# To be done:
Your task is to print the material below exactly as presented.

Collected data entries

--------

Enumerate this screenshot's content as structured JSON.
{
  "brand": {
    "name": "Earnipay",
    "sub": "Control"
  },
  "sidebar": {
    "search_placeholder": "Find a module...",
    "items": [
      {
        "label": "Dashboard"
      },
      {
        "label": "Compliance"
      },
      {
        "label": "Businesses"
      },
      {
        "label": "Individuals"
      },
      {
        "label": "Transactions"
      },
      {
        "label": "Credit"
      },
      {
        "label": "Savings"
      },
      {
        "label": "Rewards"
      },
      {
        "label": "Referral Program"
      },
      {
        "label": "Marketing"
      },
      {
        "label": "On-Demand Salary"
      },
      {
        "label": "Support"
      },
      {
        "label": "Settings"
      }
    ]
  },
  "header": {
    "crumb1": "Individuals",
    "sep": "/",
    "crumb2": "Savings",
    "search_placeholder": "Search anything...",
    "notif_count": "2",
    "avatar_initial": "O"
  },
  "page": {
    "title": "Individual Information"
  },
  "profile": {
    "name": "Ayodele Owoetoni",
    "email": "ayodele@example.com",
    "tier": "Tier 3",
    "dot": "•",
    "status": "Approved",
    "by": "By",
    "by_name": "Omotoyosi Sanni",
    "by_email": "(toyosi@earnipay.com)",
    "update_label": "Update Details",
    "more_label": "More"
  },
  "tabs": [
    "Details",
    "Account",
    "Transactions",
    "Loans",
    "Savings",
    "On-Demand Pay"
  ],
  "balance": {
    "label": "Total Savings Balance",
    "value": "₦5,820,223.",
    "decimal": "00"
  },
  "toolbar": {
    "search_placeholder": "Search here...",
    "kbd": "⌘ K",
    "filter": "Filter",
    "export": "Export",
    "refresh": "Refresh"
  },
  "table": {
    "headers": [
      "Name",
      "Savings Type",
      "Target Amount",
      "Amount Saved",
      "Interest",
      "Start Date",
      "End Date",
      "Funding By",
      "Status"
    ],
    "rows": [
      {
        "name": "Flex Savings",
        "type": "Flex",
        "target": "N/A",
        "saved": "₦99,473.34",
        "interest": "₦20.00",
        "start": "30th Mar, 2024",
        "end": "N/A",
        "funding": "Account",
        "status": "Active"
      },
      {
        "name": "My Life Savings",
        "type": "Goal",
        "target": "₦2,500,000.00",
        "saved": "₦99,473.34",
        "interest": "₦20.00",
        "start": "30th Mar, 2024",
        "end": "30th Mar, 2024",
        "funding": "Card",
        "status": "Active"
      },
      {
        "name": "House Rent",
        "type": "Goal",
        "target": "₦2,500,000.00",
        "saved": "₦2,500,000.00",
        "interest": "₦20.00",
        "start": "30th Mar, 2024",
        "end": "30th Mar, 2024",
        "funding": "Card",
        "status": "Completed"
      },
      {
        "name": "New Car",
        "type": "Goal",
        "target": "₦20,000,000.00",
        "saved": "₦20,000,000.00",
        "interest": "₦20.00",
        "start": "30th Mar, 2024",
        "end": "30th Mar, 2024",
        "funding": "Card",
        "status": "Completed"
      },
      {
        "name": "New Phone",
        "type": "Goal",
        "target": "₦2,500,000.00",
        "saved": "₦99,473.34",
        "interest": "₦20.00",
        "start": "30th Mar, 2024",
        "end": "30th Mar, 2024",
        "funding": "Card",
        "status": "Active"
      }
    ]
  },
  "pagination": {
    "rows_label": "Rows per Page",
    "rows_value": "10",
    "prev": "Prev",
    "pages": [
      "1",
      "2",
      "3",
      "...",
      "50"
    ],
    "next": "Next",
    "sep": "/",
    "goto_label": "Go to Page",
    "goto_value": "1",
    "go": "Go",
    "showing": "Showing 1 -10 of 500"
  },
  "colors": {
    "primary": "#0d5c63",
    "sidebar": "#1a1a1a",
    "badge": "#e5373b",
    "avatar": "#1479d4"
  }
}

--------

# Result of the task:
Enumerate this screenshot's content as structured JSON.
{
  "brand": {
    "name": "Earnipay",
    "sub": "Control"
  },
  "sidebar": {
    "search_placeholder": "Find a module...",
    "items": [
      {
        "label": "Dashboard"
      },
      {
        "label": "Compliance"
      },
      {
        "label": "Businesses"
      },
      {
        "label": "Individuals"
      },
      {
        "label": "Transactions"
      },
      {
        "label": "Credit"
      },
      {
        "label": "Savings"
      },
      {
        "label": "Rewards"
      },
      {
        "label": "Referral Program"
      },
      {
        "label": "Marketing"
      },
      {
        "label": "On-Demand Salary"
      },
      {
        "label": "Support"
      },
      {
        "label": "Settings"
      }
    ]
  },
  "header": {
    "crumb1": "Individuals",
    "sep": "/",
    "crumb2": "Savings",
    "search_placeholder": "Search anything...",
    "notif_count": "2",
    "avatar_initial": "O"
  },
  "page": {
    "title": "Individual Information"
  },
  "profile": {
    "name": "Ayodele Owoetoni",
    "email": "ayodele@example.com",
    "tier": "Tier 3",
    "dot": "•",
    "status": "Approved",
    "by": "By",
    "by_name": "Omotoyosi Sanni",
    "by_email": "(toyosi@earnipay.com)",
    "update_label": "Update Details",
    "more_label": "More"
  },
  "tabs": [
    "Details",
    "Account",
    "Transactions",
    "Loans",
    "Savings",
    "On-Demand Pay"
  ],
  "balance": {
    "label": "Total Savings Balance",
    "value": "₦5,820,223.",
    "decimal": "00"
  },
  "toolbar": {
    "search_placeholder": "Search here...",
    "kbd": "⌘ K",
    "filter": "Filter",
    "export": "Export",
    "refresh": "Refresh"
  },
  "table": {
    "headers": [
      "Name",
      "Savings Type",
      "Target Amount",
      "Amount Saved",
      "Interest",
      "Start Date",
      "End Date",
      "Funding By",
      "Status"
    ],
    "rows": [
      {
        "name": "Flex Savings",
        "type": "Flex",
        "target": "N/A",
        "saved": "₦99,473.34",
        "interest": "₦20.00",
        "start": "30th Mar, 2024",
        "end": "N/A",
        "funding": "Account",
        "status": "Active"
      },
      {
        "name": "My Life Savings",
        "type": "Goal",
        "target": "₦2,500,000.00",
        "saved": "₦99,473.34",
        "interest": "₦20.00",
        "start": "30th Mar, 2024",
        "end": "30th Mar, 2024",
        "funding": "Card",
        "status": "Active"
      },
      {
        "name": "House Rent",
        "type": "Goal",
        "target": "₦2,500,000.00",
        "saved": "₦2,500,000.00",
        "interest": "₦20.00",
        "start": "30th Mar, 2024",
        "end": "30th Mar, 2024",
        "funding": "Card",
        "status": "Completed"
      },
      {
        "name": "New Car",
        "type": "Goal",
        "target": "₦20,000,000.00",
        "saved": "₦20,000,000.00",
        "interest": "₦20.00",
        "start": "30th Mar, 2024",
        "end": "30th Mar, 2024",
        "funding": "Card",
        "status": "Completed"
      },
      {
        "name": "New Phone",
        "type": "Goal",
        "target": "₦2,500,000.00",
        "saved": "₦99,473.34",
        "interest": "₦20.00",
        "start": "30th Mar, 2024",
        "end": "30th Mar, 2024",
        "funding": "Card",
        "status": "Active"
      }
    ]
  },
  "pagination": {
    "rows_label": "Rows per Page",
    "rows_value": "10",
    "prev": "Prev",
    "pages": [
      "1",
      "2",
      "3",
      "...",
      "50"
    ],
    "next": "Next",
    "sep": "/",
    "goto_label": "Go to Page",
    "goto_value": "1",
    "go": "Go",
    "showing": "Showing 1 -10 of 500"
  },
  "colors": {
    "primary": "#0d5c63",
    "sidebar": "#1a1a1a",
    "badge": "#e5373b",
    "avatar": "#1479d4"
  }
}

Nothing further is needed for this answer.